* To do *
Every record here needs to be written out again exactly.

[A block of data]
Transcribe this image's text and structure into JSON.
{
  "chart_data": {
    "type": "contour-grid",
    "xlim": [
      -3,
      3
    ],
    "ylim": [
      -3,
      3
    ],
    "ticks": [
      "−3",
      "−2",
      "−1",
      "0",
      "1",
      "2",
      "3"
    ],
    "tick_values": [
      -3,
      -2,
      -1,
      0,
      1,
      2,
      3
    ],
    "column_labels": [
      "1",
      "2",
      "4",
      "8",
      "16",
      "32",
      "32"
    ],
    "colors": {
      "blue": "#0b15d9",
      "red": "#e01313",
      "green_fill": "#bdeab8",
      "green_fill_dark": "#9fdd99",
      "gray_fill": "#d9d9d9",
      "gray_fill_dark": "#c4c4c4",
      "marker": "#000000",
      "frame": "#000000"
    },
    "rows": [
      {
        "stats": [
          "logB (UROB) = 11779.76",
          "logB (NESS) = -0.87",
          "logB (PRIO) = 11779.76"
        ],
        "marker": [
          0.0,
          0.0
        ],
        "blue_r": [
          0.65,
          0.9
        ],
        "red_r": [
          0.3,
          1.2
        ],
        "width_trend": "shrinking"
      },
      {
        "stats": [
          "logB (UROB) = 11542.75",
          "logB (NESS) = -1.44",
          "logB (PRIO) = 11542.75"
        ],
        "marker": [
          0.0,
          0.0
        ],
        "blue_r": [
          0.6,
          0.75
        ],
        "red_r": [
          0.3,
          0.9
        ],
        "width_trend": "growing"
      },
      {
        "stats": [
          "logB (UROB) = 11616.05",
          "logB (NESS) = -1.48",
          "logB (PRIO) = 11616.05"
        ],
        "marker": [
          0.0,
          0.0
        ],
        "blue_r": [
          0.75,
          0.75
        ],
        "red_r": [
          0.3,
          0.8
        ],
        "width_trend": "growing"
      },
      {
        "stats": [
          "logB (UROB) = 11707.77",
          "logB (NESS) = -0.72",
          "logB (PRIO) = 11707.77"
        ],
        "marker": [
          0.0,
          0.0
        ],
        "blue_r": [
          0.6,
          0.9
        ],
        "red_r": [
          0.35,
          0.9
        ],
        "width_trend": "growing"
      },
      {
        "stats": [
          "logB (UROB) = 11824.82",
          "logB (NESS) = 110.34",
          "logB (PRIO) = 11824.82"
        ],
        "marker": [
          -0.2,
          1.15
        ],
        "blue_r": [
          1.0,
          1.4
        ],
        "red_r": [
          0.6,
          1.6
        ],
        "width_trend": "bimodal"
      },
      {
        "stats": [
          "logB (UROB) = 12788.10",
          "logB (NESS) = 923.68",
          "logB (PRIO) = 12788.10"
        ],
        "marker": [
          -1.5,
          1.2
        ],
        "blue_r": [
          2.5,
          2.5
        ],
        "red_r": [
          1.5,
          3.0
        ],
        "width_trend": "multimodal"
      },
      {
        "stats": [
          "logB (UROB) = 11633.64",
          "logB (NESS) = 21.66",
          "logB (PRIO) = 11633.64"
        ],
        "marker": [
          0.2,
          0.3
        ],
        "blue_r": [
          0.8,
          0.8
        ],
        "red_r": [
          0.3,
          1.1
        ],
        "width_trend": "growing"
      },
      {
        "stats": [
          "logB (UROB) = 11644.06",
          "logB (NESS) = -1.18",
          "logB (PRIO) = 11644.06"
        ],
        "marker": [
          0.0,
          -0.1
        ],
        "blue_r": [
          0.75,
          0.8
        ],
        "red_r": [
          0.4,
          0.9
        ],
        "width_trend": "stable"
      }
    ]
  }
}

* Response to the task *
Transcribe this image's text and structure into JSON.
{
  "chart_data": {
    "type": "contour-grid",
    "xlim": [
      -3,
      3
    ],
    "ylim": [
      -3,
      3
    ],
    "ticks": [
      "−3",
      "−2",
      "−1",
      "0",
      "1",
      "2",
      "3"
    ],
    "tick_values": [
      -3,
      -2,
      -1,
      0,
      1,
      2,
      3
    ],
    "column_labels": [
      "1",
      "2",
      "4",
      "8",
      "16",
      "32",
      "32"
    ],
    "colors": {
      "blue": "#0b15d9",
      "red": "#e01313",
      "green_fill": "#bdeab8",
      "green_fill_dark": "#9fdd99",
      "gray_fill": "#d9d9d9",
      "gray_fill_dark": "#c4c4c4",
      "marker": "#000000",
      "frame": "#000000"
    },
    "rows": [
      {
        "stats": [
          "logB (UROB) = 11779.76",
          "logB (NESS) = -0.87",
          "logB (PRIO) = 11779.76"
        ],
        "marker": [
          0.0,
          0.0
        ],
        "blue_r": [
          0.65,
          0.9
        ],
        "red_r": [
          0.3,
          1.2
        ],
        "width_trend": "shrinking"
      },
      {
        "stats": [
          "logB (UROB) = 11542.75",
          "logB (NESS) = -1.44",
          "logB (PRIO) = 11542.75"
        ],
        "marker": [
          0.0,
          0.0
        ],
        "blue_r": [
          0.6,
          0.75
        ],
        "red_r": [
          0.3,
          0.9
        ],
        "width_trend": "growing"
      },
      {
        "stats": [
          "logB (UROB) = 11616.05",
          "logB (NESS) = -1.48",
          "logB (PRIO) = 11616.05"
        ],
        "marker": [
          0.0,
          0.0
        ],
        "blue_r": [
          0.75,
          0.75
        ],
        "red_r": [
          0.3,
          0.8
        ],
        "width_trend": "growing"
      },
      {
        "stats": [
          "logB (UROB) = 11707.77",
          "logB (NESS) = -0.72",
          "logB (PRIO) = 11707.77"
        ],
        "marker": [
          0.0,
          0.0
        ],
        "blue_r": [
          0.6,
          0.9
        ],
        "red_r": [
          0.35,
          0.9
        ],
        "width_trend": "growing"
      },
      {
        "stats": [
          "logB (UROB) = 11824.82",
          "logB (NESS) = 110.34",
          "logB (PRIO) = 11824.82"
        ],
        "marker": [
          -0.2,
          1.15
        ],
        "blue_r": [
          1.0,
          1.4
        ],
        "red_r": [
          0.6,
          1.6
        ],
        "width_trend": "bimodal"
      },
      {
        "stats": [
          "logB (UROB) = 12788.10",
          "logB (NESS) = 923.68",
          "logB (PRIO) = 12788.10"
        ],
        "marker": [
          -1.5,
          1.2
        ],
        "blue_r": [
          2.5,
          2.5
        ],
        "red_r": [
          1.5,
          3.0
        ],
        "width_trend": "multimodal"
      },
      {
        "stats": [
          "logB (UROB) = 11633.64",
          "logB (NESS) = 21.66",
          "logB (PRIO) = 11633.64"
        ],
        "marker": [
          0.2,
          0.3
        ],
        "blue_r": [
          0.8,
          0.8
        ],
        "red_r": [
          0.3,
          1.1
        ],
        "width_trend": "growing"
      },
      {
        "stats": [
          "logB (UROB) = 11644.06",
          "logB (NESS) = -1.18",
          "logB (PRIO) = 11644.06"
        ],
        "marker": [
          0.0,
          -0.1
        ],
        "blue_r": [
          0.75,
          0.8
        ],
        "red_r": [
          0.4,
          0.9
        ],
        "width_trend": "stable"
      }
    ]
  }
}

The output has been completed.